(Stored records)
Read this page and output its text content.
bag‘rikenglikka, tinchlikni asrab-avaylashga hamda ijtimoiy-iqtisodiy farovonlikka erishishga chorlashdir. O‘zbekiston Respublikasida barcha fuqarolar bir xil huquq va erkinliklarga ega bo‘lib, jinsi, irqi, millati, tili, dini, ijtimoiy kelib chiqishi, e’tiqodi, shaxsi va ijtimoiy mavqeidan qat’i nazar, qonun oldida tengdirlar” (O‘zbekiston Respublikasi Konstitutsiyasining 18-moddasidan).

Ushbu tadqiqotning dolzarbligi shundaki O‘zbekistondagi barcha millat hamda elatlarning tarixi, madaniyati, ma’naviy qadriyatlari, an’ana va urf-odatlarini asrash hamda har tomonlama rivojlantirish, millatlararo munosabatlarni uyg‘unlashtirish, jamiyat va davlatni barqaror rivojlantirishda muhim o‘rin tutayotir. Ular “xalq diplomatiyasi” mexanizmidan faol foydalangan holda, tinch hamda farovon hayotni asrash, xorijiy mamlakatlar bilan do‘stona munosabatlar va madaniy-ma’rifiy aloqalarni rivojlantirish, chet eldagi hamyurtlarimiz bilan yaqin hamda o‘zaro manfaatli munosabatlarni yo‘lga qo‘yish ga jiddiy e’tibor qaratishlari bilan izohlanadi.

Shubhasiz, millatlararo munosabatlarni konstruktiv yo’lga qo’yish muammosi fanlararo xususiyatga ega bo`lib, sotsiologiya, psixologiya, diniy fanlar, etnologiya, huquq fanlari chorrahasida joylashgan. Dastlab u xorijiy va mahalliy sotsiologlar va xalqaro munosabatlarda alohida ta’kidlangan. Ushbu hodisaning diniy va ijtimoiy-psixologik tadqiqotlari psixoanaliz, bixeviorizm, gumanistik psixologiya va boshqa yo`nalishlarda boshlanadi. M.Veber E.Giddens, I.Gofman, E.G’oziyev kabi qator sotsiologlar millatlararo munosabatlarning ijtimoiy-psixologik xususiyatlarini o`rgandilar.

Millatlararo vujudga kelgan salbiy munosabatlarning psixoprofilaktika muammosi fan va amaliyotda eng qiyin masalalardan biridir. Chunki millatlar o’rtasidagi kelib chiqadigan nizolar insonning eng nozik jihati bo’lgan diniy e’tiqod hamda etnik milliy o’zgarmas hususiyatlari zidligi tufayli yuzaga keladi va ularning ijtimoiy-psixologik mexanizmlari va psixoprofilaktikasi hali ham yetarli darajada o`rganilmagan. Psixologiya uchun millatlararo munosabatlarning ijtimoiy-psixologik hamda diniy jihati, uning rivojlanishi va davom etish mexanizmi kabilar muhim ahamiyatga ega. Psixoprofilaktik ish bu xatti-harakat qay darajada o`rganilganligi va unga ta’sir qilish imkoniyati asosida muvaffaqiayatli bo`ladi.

- **WHAT YOU NEED TO DO**:
Go through the records above and retype each one exactly.

- **FINAL RESULT**:
Read this page and output its text content.
bag‘rikenglikka, tinchlikni asrab-avaylashga hamda ijtimoiy-iqtisodiy farovonlikka erishishga chorlashdir. O‘zbekiston Respublikasida barcha fuqarolar bir xil huquq va erkinliklarga ega bo‘lib, jinsi, irqi, millati, tili, dini, ijtimoiy kelib chiqishi, e’tiqodi, shaxsi va ijtimoiy mavqeidan qat’i nazar, qonun oldida tengdirlar” (O‘zbekiston Respublikasi Konstitutsiyasining 18-moddasidan).

Ushbu tadqiqotning dolzarbligi shundaki O‘zbekistondagi barcha millat hamda elatlarning tarixi, madaniyati, ma’naviy qadriyatlari, an’ana va urf-odatlarini asrash hamda har tomonlama rivojlantirish, millatlararo munosabatlarni uyg‘unlashtirish, jamiyat va davlatni barqaror rivojlantirishda muhim o‘rin tutayotir. Ular “xalq diplomatiyasi” mexanizmidan faol foydalangan holda, tinch hamda farovon hayotni asrash, xorijiy mamlakatlar bilan do‘stona munosabatlar va madaniy-ma’rifiy aloqalarni rivojlantirish, chet eldagi hamyurtlarimiz bilan yaqin hamda o‘zaro manfaatli munosabatlarni yo‘lga qo‘yish ga jiddiy e’tibor qaratishlari bilan izohlanadi.

Shubhasiz, millatlararo munosabatlarni konstruktiv yo’lga qo’yish muammosi fanlararo xususiyatga ega bo`lib, sotsiologiya, psixologiya, diniy fanlar, etnologiya, huquq fanlari chorrahasida joylashgan. Dastlab u xorijiy va mahalliy sotsiologlar va xalqaro munosabatlarda alohida ta’kidlangan. Ushbu hodisaning diniy va ijtimoiy-psixologik tadqiqotlari psixoanaliz, bixeviorizm, gumanistik psixologiya va boshqa yo`nalishlarda boshlanadi. M.Veber E.Giddens, I.Gofman, E.G’oziyev kabi qator sotsiologlar millatlararo munosabatlarning ijtimoiy-psixologik xususiyatlarini o`rgandilar.

Millatlararo vujudga kelgan salbiy munosabatlarning psixoprofilaktika muammosi fan va amaliyotda eng qiyin masalalardan biridir. Chunki millatlar o’rtasidagi kelib chiqadigan nizolar insonning eng nozik jihati bo’lgan diniy e’tiqod hamda etnik milliy o’zgarmas hususiyatlari zidligi tufayli yuzaga keladi va ularning ijtimoiy-psixologik mexanizmlari va psixoprofilaktikasi hali ham yetarli darajada o`rganilmagan. Psixologiya uchun millatlararo munosabatlarning ijtimoiy-psixologik hamda diniy jihati, uning rivojlanishi va davom etish mexanizmi kabilar muhim ahamiyatga ega. Psixoprofilaktik ish bu xatti-harakat qay darajada o`rganilganligi va unga ta’sir qilish imkoniyati asosida muvaffaqiayatli bo`ladi.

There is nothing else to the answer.